**WHAT THE TASK REQUIRES**
Copy the data below exactly, omitting any picture it contains.

**THE RECORDS**

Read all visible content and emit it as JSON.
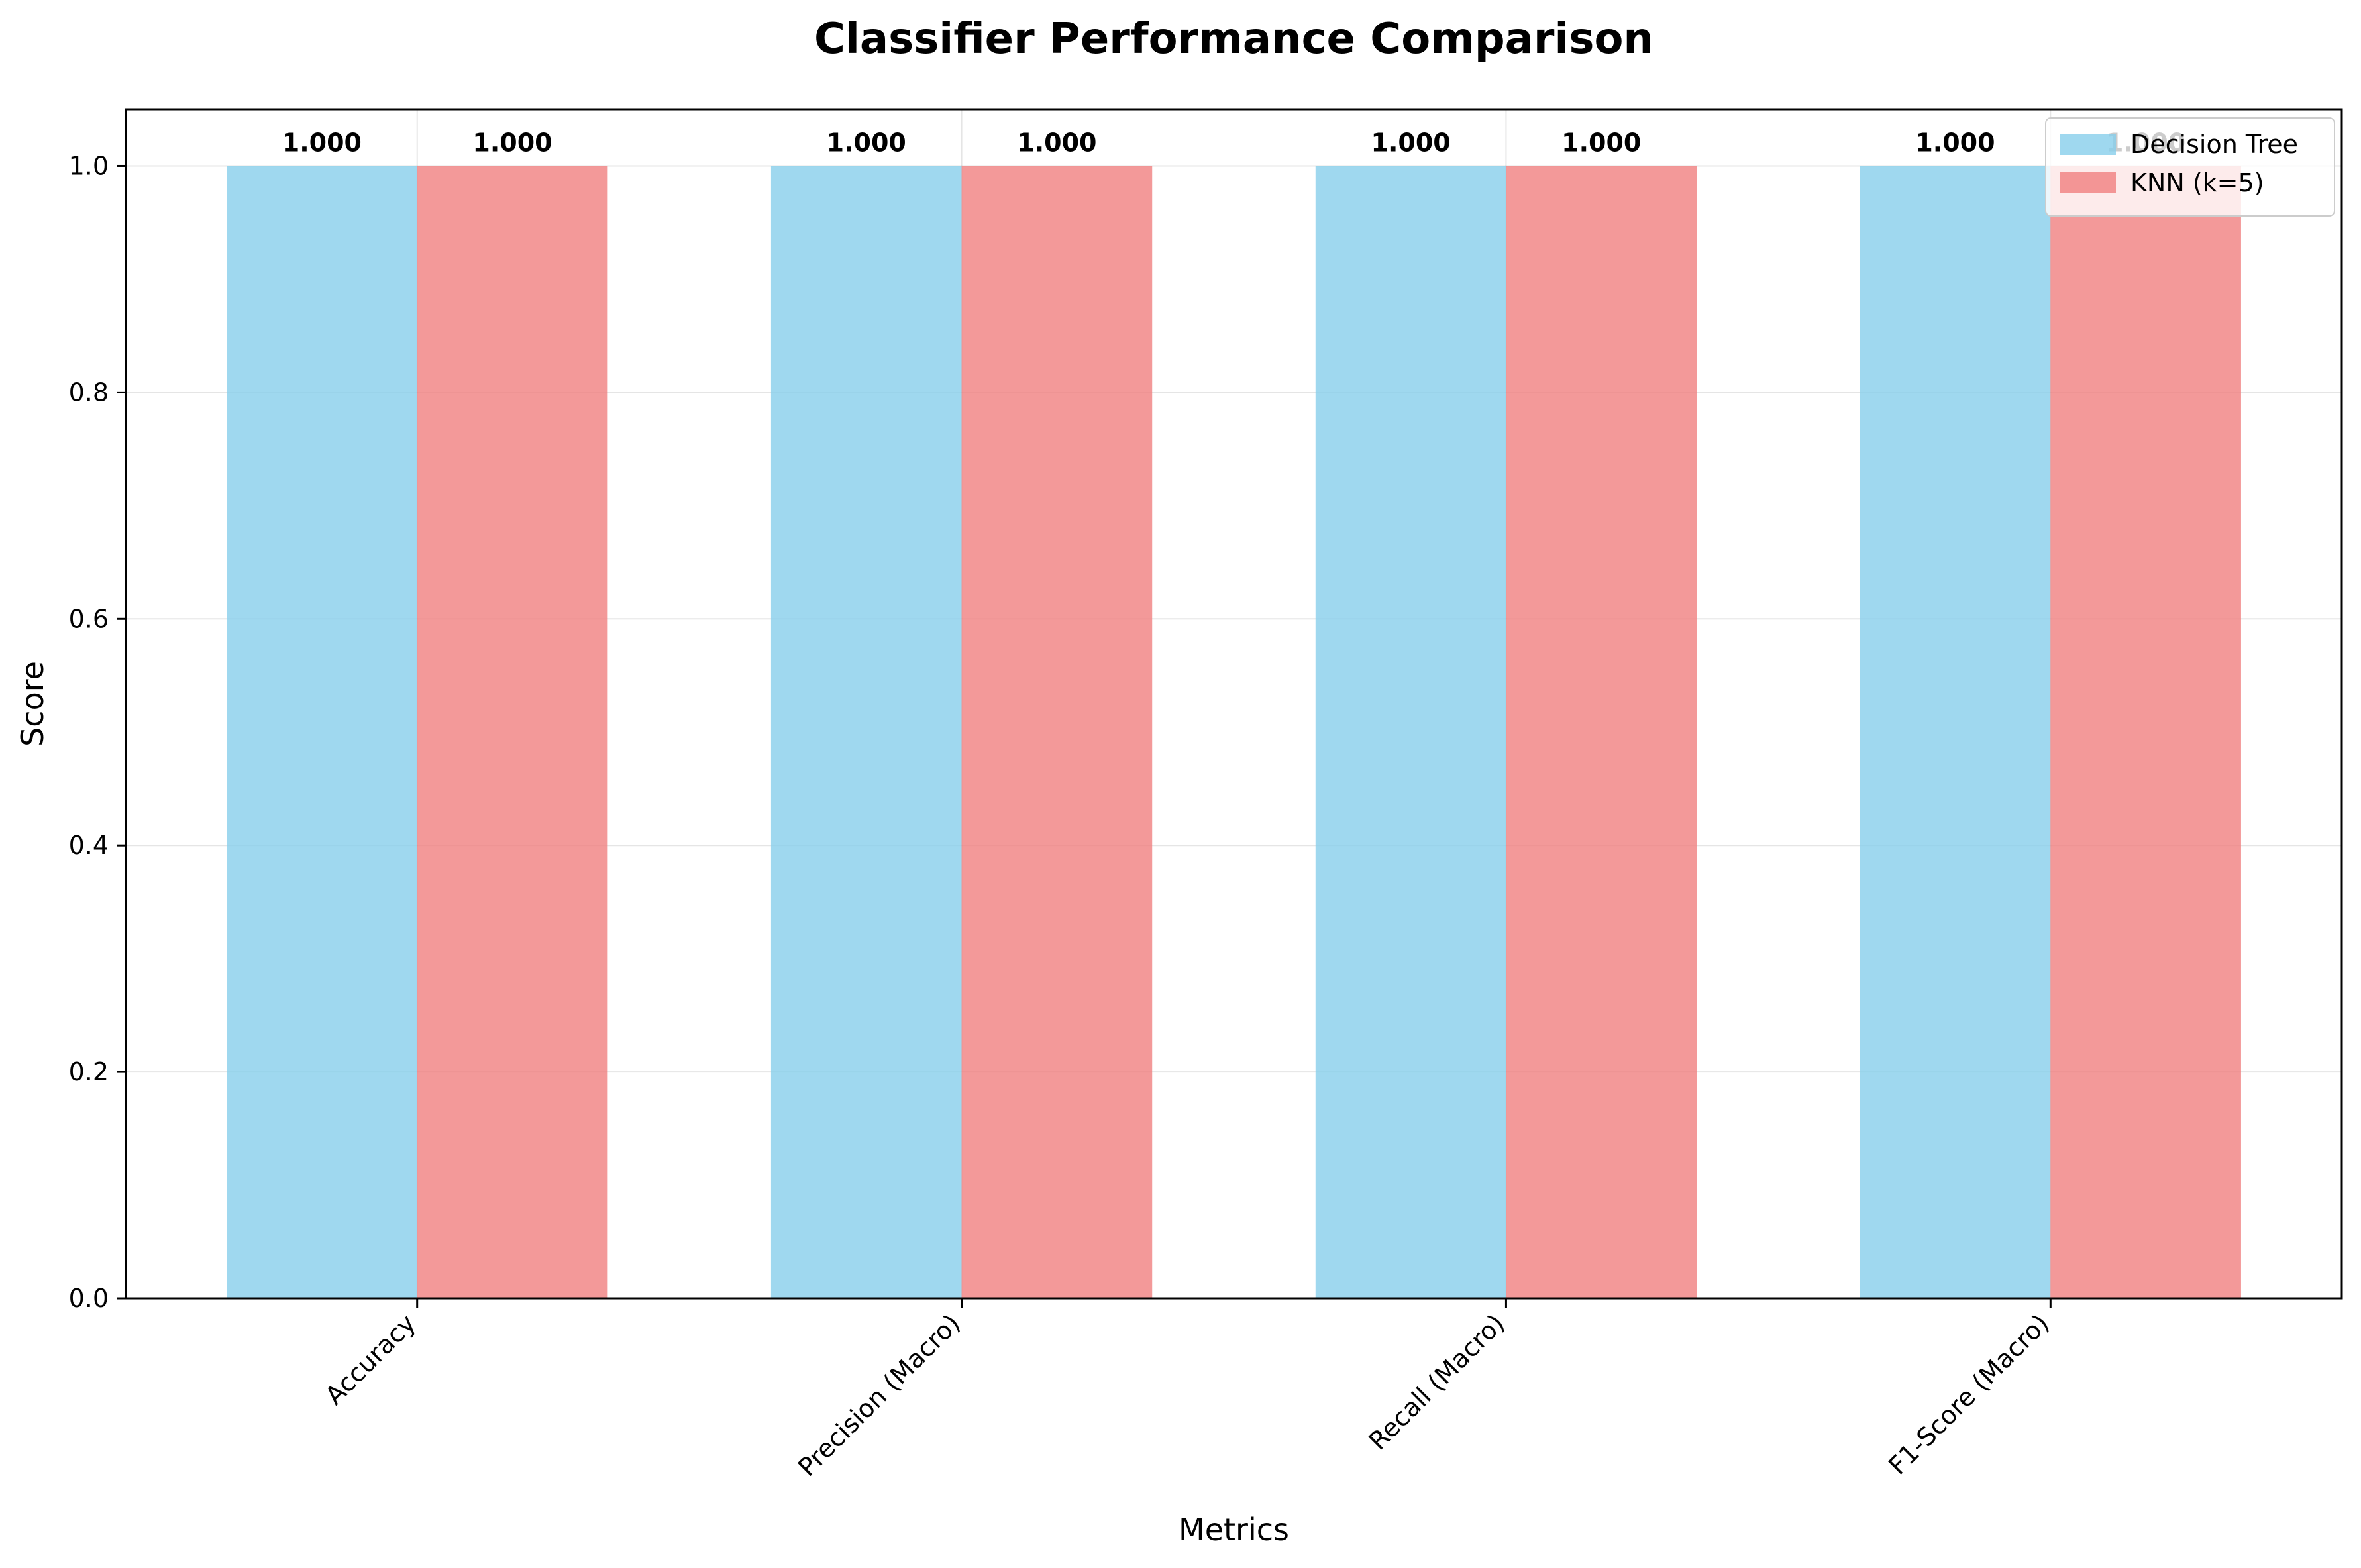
{
  "chart_data": {
    "type": "bar",
    "title": "Classifier Performance Comparison",
    "xlabel": "Metrics",
    "ylabel": "Score",
    "categories": [
      "Accuracy",
      "Precision (Macro)",
      "Recall (Macro)",
      "F1-Score (Macro)"
    ],
    "series": [
      {
        "name": "Decision Tree",
        "color": "#87ceeb",
        "values": [
          1.0,
          1.0,
          1.0,
          1.0
        ]
      },
      {
        "name": "KNN (k=5)",
        "color": "#f08080",
        "values": [
          1.0,
          1.0,
          1.0,
          1.0
        ]
      }
    ],
    "data_labels": [
      [
        "1.000",
        "1.000",
        "1.000",
        "1.000"
      ],
      [
        "1.000",
        "1.000",
        "1.000",
        "1.000"
      ]
    ],
    "ylim": [
      0,
      1.05
    ],
    "yticks": [
      "0.0",
      "0.2",
      "0.4",
      "0.6",
      "0.8",
      "1.0"
    ],
    "ytick_values": [
      0,
      0.2,
      0.4,
      0.6,
      0.8,
      1.0
    ],
    "grid": true,
    "legend_position": "top-right"
  }
}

**COMPLETED TASK**
Read all visible content and emit it as JSON.
{
  "chart_data": {
    "type": "bar",
    "title": "Classifier Performance Comparison",
    "xlabel": "Metrics",
    "ylabel": "Score",
    "categories": [
      "Accuracy",
      "Precision (Macro)",
      "Recall (Macro)",
      "F1-Score (Macro)"
    ],
    "series": [
      {
        "name": "Decision Tree",
        "color": "#87ceeb",
        "values": [
          1.0,
          1.0,
          1.0,
          1.0
        ]
      },
      {
        "name": "KNN (k=5)",
        "color": "#f08080",
        "values": [
          1.0,
          1.0,
          1.0,
          1.0
        ]
      }
    ],
    "data_labels": [
      [
        "1.000",
        "1.000",
        "1.000",
        "1.000"
      ],
      [
        "1.000",
        "1.000",
        "1.000",
        "1.000"
      ]
    ],
    "ylim": [
      0,
      1.05
    ],
    "yticks": [
      "0.0",
      "0.2",
      "0.4",
      "0.6",
      "0.8",
      "1.0"
    ],
    "ytick_values": [
      0,
      0.2,
      0.4,
      0.6,
      0.8,
      1.0
    ],
    "grid": true,
    "legend_position": "top-right"
  }
}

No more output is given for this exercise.